• **Instruction**
Exactly as they appear, output all of the records. Skip any images.

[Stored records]
** start **

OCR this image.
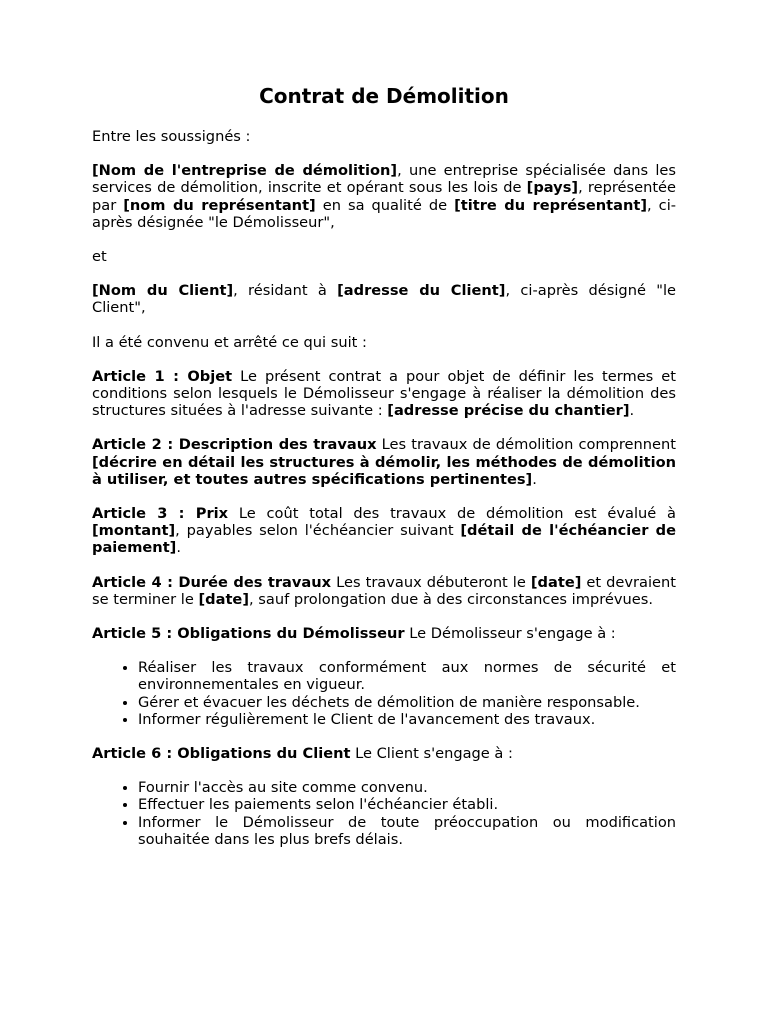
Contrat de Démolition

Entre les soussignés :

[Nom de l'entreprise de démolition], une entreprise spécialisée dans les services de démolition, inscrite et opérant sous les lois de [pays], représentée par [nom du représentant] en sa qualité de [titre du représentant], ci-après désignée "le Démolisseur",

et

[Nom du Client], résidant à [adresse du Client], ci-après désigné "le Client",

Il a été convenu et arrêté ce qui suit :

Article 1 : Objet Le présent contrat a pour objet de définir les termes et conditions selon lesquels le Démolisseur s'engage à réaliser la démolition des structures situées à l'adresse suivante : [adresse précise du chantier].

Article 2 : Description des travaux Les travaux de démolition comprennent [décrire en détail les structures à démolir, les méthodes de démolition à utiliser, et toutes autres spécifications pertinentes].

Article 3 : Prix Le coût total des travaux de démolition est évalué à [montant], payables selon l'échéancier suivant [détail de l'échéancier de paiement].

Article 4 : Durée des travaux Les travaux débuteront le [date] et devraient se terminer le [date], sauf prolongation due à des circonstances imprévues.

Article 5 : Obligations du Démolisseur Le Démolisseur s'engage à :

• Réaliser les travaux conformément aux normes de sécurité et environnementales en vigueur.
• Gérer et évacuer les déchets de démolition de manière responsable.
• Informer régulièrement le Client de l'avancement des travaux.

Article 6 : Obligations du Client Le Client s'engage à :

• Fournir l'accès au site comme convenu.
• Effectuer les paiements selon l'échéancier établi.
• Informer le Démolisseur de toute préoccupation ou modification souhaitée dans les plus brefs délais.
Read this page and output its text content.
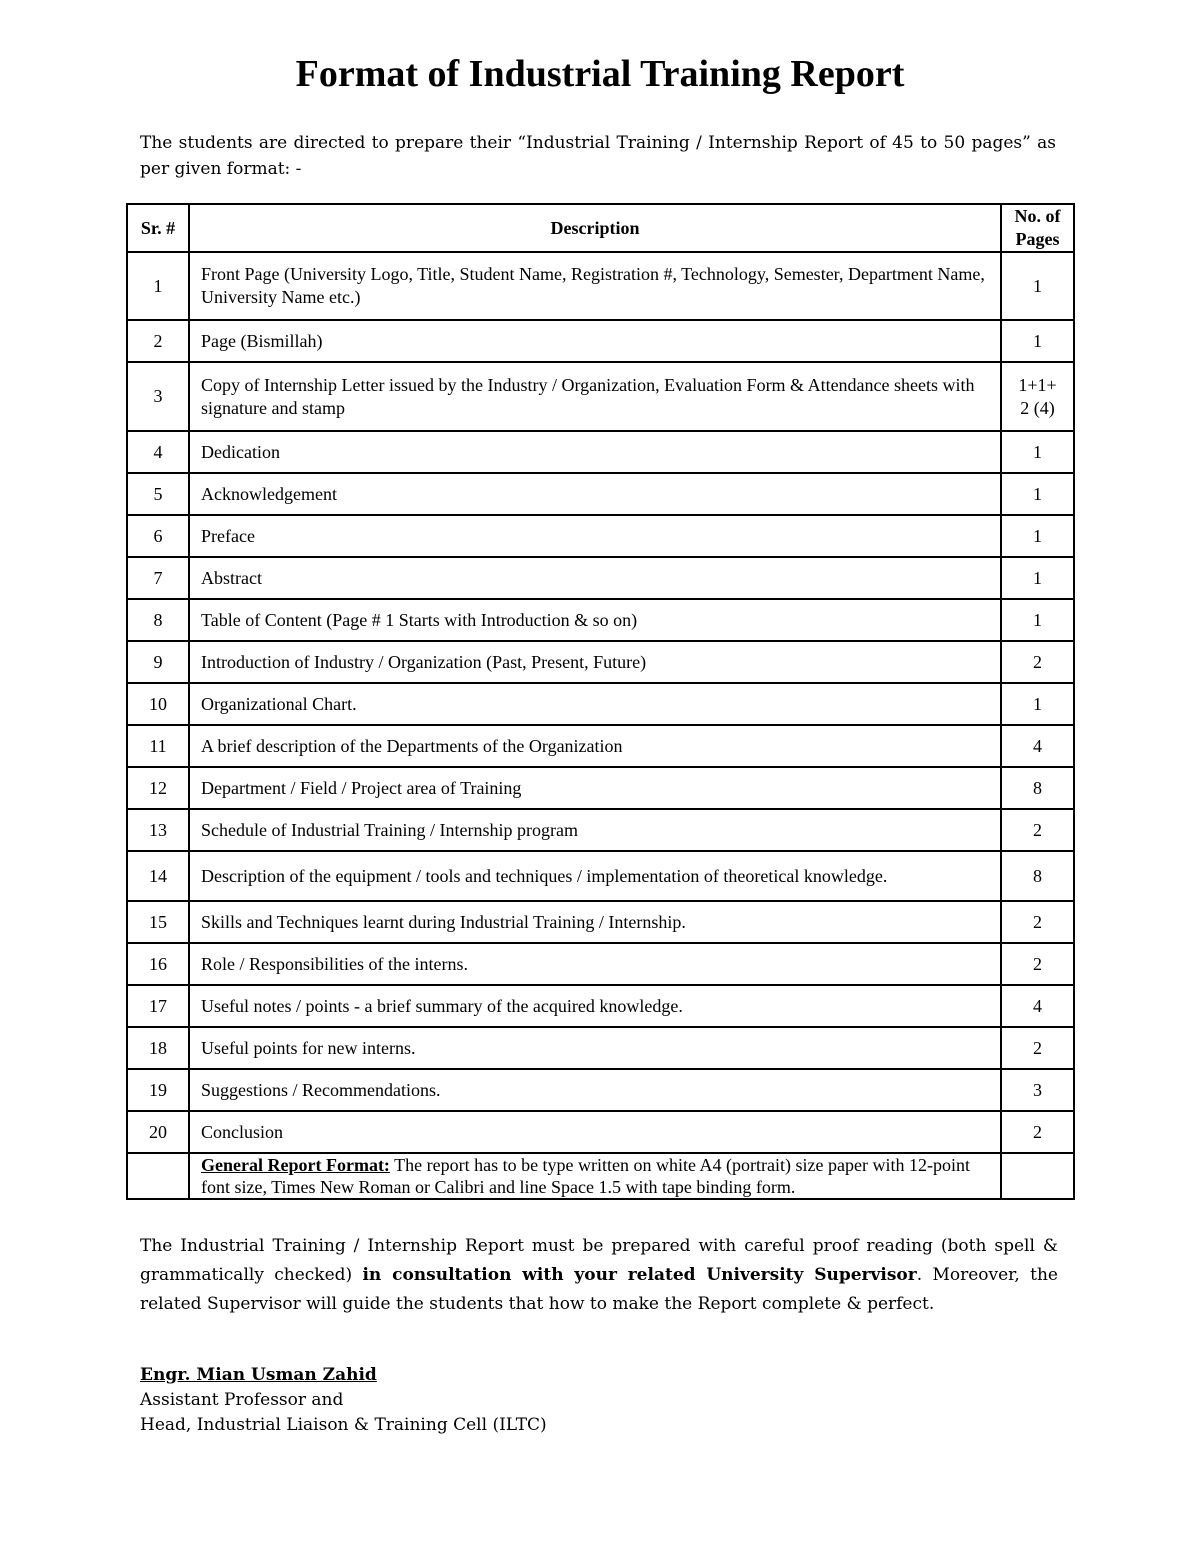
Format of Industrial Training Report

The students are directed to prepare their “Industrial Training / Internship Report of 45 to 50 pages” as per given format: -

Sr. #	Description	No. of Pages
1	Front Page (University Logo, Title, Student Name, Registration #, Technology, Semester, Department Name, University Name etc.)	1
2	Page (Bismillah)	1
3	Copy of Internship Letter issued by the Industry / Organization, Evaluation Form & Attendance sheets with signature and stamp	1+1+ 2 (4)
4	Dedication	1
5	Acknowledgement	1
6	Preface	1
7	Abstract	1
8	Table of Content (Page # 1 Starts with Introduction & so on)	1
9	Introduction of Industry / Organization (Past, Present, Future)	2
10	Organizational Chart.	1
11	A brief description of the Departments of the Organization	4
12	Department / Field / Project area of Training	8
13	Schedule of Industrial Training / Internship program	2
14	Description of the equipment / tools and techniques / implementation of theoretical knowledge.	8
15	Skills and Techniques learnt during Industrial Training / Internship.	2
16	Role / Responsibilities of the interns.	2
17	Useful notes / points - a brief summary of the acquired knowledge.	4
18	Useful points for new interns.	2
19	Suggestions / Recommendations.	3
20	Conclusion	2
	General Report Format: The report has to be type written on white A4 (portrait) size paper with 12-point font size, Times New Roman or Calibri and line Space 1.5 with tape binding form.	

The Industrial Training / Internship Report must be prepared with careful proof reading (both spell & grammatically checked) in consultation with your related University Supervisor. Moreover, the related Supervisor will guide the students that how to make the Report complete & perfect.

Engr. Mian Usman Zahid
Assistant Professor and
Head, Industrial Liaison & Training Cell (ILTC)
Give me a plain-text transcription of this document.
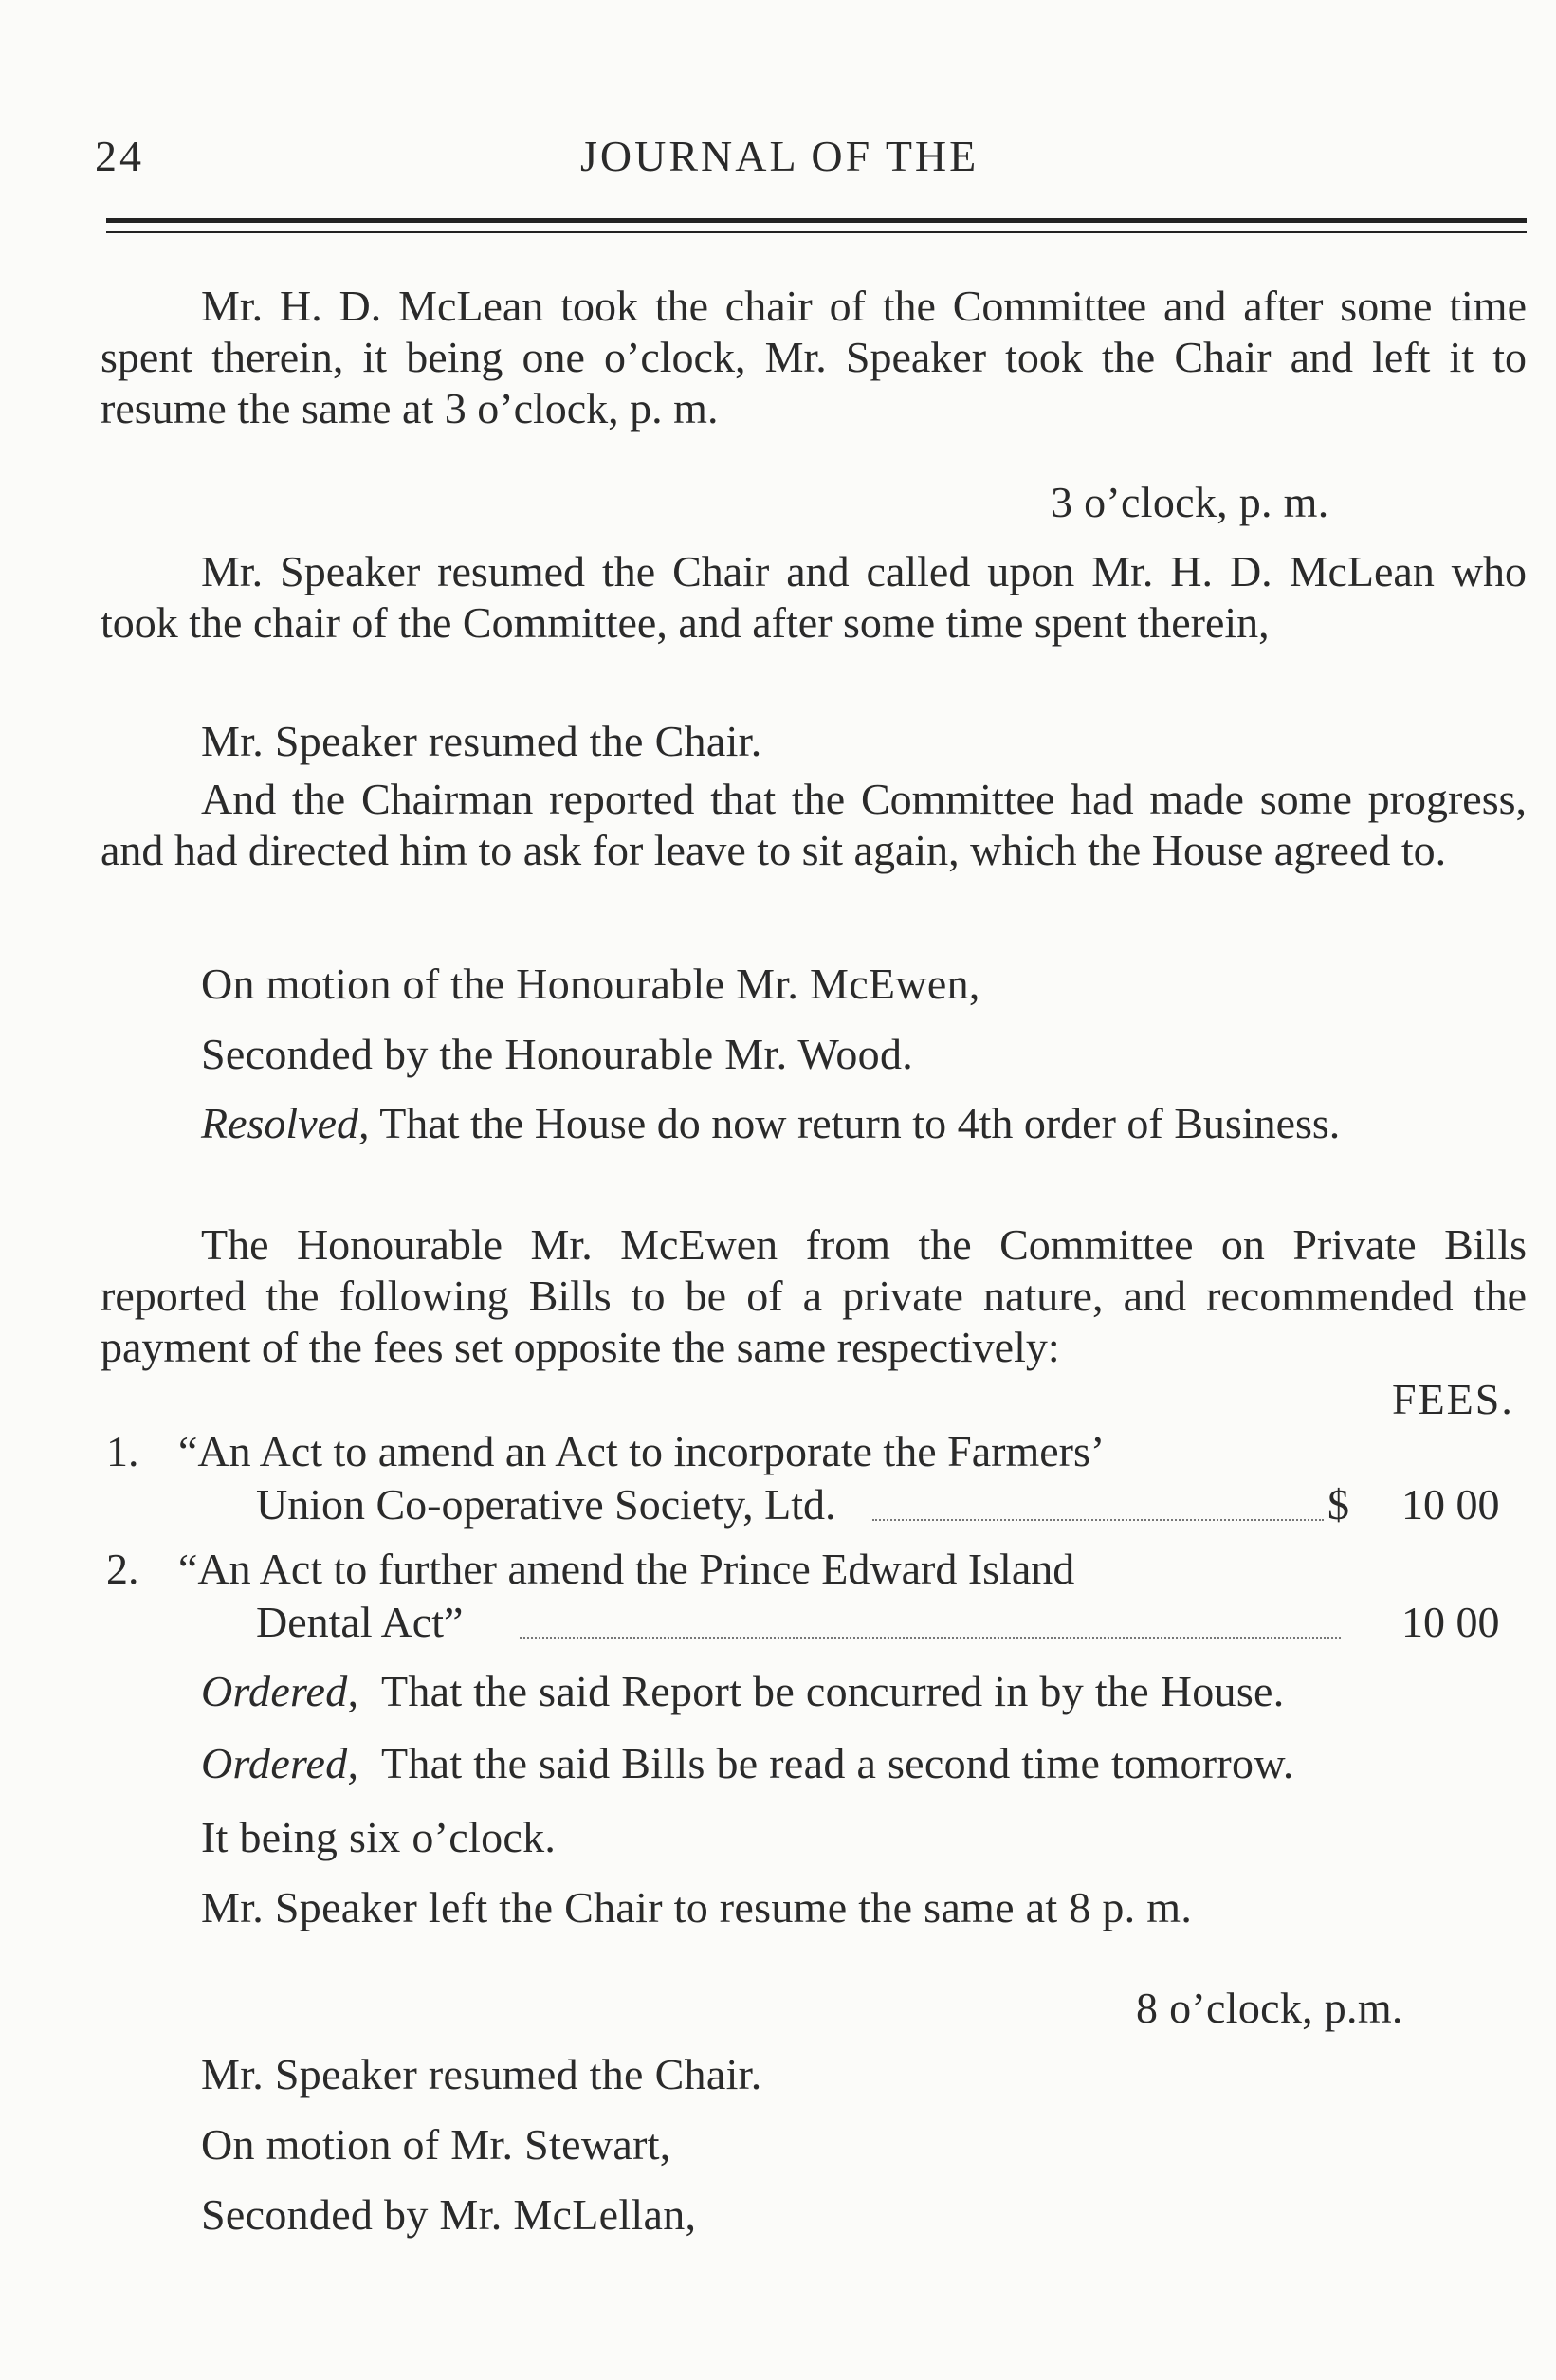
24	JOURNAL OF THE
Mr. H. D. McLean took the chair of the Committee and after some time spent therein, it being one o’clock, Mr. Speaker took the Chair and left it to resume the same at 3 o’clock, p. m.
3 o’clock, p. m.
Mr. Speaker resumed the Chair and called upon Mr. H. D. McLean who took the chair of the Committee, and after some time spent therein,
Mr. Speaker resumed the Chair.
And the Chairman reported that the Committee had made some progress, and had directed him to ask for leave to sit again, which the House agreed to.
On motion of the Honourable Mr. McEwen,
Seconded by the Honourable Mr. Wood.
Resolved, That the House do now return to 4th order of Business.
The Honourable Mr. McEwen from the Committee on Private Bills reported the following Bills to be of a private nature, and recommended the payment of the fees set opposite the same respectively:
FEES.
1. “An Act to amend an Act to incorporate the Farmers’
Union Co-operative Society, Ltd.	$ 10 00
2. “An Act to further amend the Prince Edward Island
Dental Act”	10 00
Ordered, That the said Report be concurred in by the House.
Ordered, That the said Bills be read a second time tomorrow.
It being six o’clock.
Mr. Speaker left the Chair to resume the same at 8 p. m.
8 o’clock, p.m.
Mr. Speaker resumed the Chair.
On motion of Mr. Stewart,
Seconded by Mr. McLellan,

** end **

• **Written answer**
OCR this image.
Contrat de Démolition

Entre les soussignés :

[Nom de l'entreprise de démolition], une entreprise spécialisée dans les services de démolition, inscrite et opérant sous les lois de [pays], représentée par [nom du représentant] en sa qualité de [titre du représentant], ci-après désignée "le Démolisseur",

et

[Nom du Client], résidant à [adresse du Client], ci-après désigné "le Client",

Il a été convenu et arrêté ce qui suit :

Article 1 : Objet Le présent contrat a pour objet de définir les termes et conditions selon lesquels le Démolisseur s'engage à réaliser la démolition des structures situées à l'adresse suivante : [adresse précise du chantier].

Article 2 : Description des travaux Les travaux de démolition comprennent [décrire en détail les structures à démolir, les méthodes de démolition à utiliser, et toutes autres spécifications pertinentes].

Article 3 : Prix Le coût total des travaux de démolition est évalué à [montant], payables selon l'échéancier suivant [détail de l'échéancier de paiement].

Article 4 : Durée des travaux Les travaux débuteront le [date] et devraient se terminer le [date], sauf prolongation due à des circonstances imprévues.

Article 5 : Obligations du Démolisseur Le Démolisseur s'engage à :

• Réaliser les travaux conformément aux normes de sécurité et environnementales en vigueur.
• Gérer et évacuer les déchets de démolition de manière responsable.
• Informer régulièrement le Client de l'avancement des travaux.

Article 6 : Obligations du Client Le Client s'engage à :

• Fournir l'accès au site comme convenu.
• Effectuer les paiements selon l'échéancier établi.
• Informer le Démolisseur de toute préoccupation ou modification souhaitée dans les plus brefs délais.
Read this page and output its text content.
Format of Industrial Training Report

The students are directed to prepare their “Industrial Training / Internship Report of 45 to 50 pages” as per given format: -

Sr. #	Description	No. of Pages
1	Front Page (University Logo, Title, Student Name, Registration #, Technology, Semester, Department Name, University Name etc.)	1
2	Page (Bismillah)	1
3	Copy of Internship Letter issued by the Industry / Organization, Evaluation Form & Attendance sheets with signature and stamp	1+1+ 2 (4)
4	Dedication	1
5	Acknowledgement	1
6	Preface	1
7	Abstract	1
8	Table of Content (Page # 1 Starts with Introduction & so on)	1
9	Introduction of Industry / Organization (Past, Present, Future)	2
10	Organizational Chart.	1
11	A brief description of the Departments of the Organization	4
12	Department / Field / Project area of Training	8
13	Schedule of Industrial Training / Internship program	2
14	Description of the equipment / tools and techniques / implementation of theoretical knowledge.	8
15	Skills and Techniques learnt during Industrial Training / Internship.	2
16	Role / Responsibilities of the interns.	2
17	Useful notes / points - a brief summary of the acquired knowledge.	4
18	Useful points for new interns.	2
19	Suggestions / Recommendations.	3
20	Conclusion	2
	General Report Format: The report has to be type written on white A4 (portrait) size paper with 12-point font size, Times New Roman or Calibri and line Space 1.5 with tape binding form.	

The Industrial Training / Internship Report must be prepared with careful proof reading (both spell & grammatically checked) in consultation with your related University Supervisor. Moreover, the related Supervisor will guide the students that how to make the Report complete & perfect.

Engr. Mian Usman Zahid
Assistant Professor and
Head, Industrial Liaison & Training Cell (ILTC)
Give me a plain-text transcription of this document.
24	JOURNAL OF THE
Mr. H. D. McLean took the chair of the Committee and after some time spent therein, it being one o’clock, Mr. Speaker took the Chair and left it to resume the same at 3 o’clock, p. m.
3 o’clock, p. m.
Mr. Speaker resumed the Chair and called upon Mr. H. D. McLean who took the chair of the Committee, and after some time spent therein,
Mr. Speaker resumed the Chair.
And the Chairman reported that the Committee had made some progress, and had directed him to ask for leave to sit again, which the House agreed to.
On motion of the Honourable Mr. McEwen,
Seconded by the Honourable Mr. Wood.
Resolved, That the House do now return to 4th order of Business.
The Honourable Mr. McEwen from the Committee on Private Bills reported the following Bills to be of a private nature, and recommended the payment of the fees set opposite the same respectively:
FEES.
1. “An Act to amend an Act to incorporate the Farmers’
Union Co-operative Society, Ltd.	$ 10 00
2. “An Act to further amend the Prince Edward Island
Dental Act”	10 00
Ordered, That the said Report be concurred in by the House.
Ordered, That the said Bills be read a second time tomorrow.
It being six o’clock.
Mr. Speaker left the Chair to resume the same at 8 p. m.
8 o’clock, p.m.
Mr. Speaker resumed the Chair.
On motion of Mr. Stewart,
Seconded by Mr. McLellan,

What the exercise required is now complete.